* **Fragmento seleccionado**
——————

Había quedado atrás la negligencia inconsciente de aquella noche del 5 de junio de 1944, la del Día D. Mientras los aliados desembarcaban en Normandía, los intelectuales que después serían las lumbreras de la Rive Gauche, celebraban una de sus fiestas, que duraban lo que el toque de queda, en casa de Charles Dullin, director del Théâtre de la Cité. Nada especialmente escandaloso. Iban, sobre todo, a emborracharse. «Poníamos discos», recordaba Beauvoir, «bebíamos y pronto comenzábamos a ir de aquí para allá por toda la casa, aturdidos». «Comenzamos a organizarlas sólo para pasarlo bien, no tenían nada que ver con reuniones editoriales ilegales ni con nada semejante», confesó posteriormente Sartre. Aquella noche se emborracharon, entre otros, Sartre y Beauvoir, Michel y Louise Leiris, Raymond Queneau… Albert Camus y María Casares, que animaban la fiesta con sus pasodobles. No sé si estuvieron presentes los habituales Picasso y Maar.
Atrás quedaba también, como una herida cicatrizada, el «comité de depuración cultural» de escritores, el más radical de todos los comités de depuración que se crearon en Francia tras la retirada alemana. Se dedicó a perseguir sañudamente a los colaboracionistas sin amigos en el nuevo régimen. Tanto Camus como Sartre se mostraron inicialmente partidarios de la depuración. Pero cuando Camus comenzó a pensar que las cosas se estaban llevando demasiado lejos, se encontró con la enemistad de Sartre y con su postergación por parte de la izquierda francesa.
Muy atrás dejaba, como un eco que se va debilitando, los reproches de Simone Beauvoir a La peste, incapaz de comprender que Camus presentase la epidemia como una especie de virus «natural», y no la «situara» histórica y políticamente. ¿Qué mensaje claro se podía extraer de sus páginas?
VIII
En El hombre rebelde escribe Camus: «Nuestros criminales […] son adultos y tienen una coartada perfecta: la filosofía, que puede usarse para cualquier propósito –incluso para transformar a los asesinos en jueces». Sartre se apresuró a responderle con una velada referencia Hegel: «Tal vez la República de las Almas Hermosas debería haberte nombrado su fiscal general». Camus fue procesado y expulsado por el PCF acusado de trotskista.

——————

* **Datos**
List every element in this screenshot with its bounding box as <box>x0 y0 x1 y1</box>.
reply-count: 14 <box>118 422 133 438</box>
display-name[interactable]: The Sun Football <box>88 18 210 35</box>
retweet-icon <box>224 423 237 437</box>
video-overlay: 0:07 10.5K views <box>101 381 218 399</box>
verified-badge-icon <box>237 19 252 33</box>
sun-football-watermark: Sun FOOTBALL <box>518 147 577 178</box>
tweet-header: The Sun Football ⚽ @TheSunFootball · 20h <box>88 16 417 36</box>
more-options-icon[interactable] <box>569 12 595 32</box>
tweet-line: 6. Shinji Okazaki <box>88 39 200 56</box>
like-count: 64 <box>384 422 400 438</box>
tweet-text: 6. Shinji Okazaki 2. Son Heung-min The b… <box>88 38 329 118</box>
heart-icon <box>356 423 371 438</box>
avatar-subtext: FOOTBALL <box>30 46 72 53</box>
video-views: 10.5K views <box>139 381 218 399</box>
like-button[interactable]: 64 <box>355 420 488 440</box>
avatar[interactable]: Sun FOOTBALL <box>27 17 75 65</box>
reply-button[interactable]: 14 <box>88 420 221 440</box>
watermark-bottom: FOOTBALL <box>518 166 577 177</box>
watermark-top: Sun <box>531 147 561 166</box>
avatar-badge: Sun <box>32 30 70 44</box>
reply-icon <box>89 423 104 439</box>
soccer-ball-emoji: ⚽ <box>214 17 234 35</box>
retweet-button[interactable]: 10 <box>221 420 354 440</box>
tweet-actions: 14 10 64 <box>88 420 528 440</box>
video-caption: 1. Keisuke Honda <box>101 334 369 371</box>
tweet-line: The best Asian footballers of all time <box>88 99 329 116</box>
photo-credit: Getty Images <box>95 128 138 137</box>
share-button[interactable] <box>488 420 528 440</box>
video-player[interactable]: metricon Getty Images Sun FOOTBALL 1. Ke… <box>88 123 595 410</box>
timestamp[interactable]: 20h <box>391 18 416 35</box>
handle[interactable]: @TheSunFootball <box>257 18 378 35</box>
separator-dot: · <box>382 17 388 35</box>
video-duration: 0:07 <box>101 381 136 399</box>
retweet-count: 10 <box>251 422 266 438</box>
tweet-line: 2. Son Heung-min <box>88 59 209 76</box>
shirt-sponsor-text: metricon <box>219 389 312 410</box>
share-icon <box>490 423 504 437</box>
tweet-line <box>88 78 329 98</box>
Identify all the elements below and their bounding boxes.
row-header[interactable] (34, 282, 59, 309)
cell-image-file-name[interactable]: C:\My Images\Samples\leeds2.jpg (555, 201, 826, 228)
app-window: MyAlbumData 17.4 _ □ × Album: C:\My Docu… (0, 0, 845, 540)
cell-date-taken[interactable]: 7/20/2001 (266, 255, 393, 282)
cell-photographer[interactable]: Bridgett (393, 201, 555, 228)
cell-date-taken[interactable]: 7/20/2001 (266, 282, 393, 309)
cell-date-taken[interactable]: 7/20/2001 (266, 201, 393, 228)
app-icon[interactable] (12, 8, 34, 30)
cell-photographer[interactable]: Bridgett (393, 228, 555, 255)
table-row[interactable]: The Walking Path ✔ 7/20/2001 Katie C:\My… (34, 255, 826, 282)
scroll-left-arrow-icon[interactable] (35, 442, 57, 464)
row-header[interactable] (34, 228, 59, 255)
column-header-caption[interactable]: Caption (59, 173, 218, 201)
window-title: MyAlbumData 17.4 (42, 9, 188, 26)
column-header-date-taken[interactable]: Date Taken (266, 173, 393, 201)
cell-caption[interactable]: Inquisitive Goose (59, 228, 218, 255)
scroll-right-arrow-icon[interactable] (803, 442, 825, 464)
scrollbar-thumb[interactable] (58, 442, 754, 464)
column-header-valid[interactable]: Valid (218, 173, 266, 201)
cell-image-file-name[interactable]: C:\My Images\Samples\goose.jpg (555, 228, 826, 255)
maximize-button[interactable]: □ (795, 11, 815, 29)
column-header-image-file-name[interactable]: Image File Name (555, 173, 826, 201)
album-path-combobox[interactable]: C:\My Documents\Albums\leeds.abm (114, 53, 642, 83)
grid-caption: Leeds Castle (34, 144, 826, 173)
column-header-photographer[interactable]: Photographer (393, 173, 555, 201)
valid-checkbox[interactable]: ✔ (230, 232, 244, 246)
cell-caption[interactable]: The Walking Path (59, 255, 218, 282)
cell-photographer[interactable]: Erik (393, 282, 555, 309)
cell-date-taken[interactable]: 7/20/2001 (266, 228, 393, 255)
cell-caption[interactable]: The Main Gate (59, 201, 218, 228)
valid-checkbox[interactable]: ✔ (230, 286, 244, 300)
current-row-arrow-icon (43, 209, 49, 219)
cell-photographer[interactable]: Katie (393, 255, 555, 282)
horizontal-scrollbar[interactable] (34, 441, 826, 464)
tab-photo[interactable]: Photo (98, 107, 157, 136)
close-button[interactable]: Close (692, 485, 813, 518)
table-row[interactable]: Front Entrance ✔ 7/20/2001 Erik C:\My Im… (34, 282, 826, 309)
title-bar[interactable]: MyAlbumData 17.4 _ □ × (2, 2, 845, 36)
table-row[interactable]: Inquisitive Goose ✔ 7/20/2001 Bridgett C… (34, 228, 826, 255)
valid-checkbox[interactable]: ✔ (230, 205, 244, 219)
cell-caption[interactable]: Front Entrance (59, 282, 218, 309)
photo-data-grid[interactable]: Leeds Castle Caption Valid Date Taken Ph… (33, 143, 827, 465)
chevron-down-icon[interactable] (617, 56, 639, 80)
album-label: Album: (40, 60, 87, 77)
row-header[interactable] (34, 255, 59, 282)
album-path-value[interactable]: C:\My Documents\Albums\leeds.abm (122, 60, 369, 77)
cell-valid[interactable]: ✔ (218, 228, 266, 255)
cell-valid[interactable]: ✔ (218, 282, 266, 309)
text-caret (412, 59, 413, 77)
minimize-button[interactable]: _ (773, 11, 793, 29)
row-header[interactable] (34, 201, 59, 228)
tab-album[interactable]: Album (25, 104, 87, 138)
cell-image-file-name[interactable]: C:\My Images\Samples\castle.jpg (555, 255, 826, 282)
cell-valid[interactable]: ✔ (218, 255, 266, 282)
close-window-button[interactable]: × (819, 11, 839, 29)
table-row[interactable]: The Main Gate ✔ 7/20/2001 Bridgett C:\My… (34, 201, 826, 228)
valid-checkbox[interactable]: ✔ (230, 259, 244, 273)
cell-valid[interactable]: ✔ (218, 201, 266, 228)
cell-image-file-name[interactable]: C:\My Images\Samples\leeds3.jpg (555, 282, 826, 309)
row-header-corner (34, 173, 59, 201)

——————

* **Tu tarea**
Indica si cada afirmación concuerda con el fragmento seleccionado y justifica cada respuesta con las palabras del fragmento que la deciden, citadas literalmente: (a) Camus y María Casares animaban la fiesta con pasodobles; (b) Sartre se opuso desde el principio a la depuración; (c) el PCF expulsó a Camus acusándolo de estalinista. Los datos forman un material aparte, sin relación con el fragmento.

* **Tu respuesta**
(a) Sí: «Albert Camus y María Casares, que animaban la fiesta con sus pasodobles».
(b) No: «Tanto Camus como Sartre se mostraron inicialmente partidarios de la depuración».
(c) No: «Camus fue procesado y expulsado por el PCF acusado de trotskista».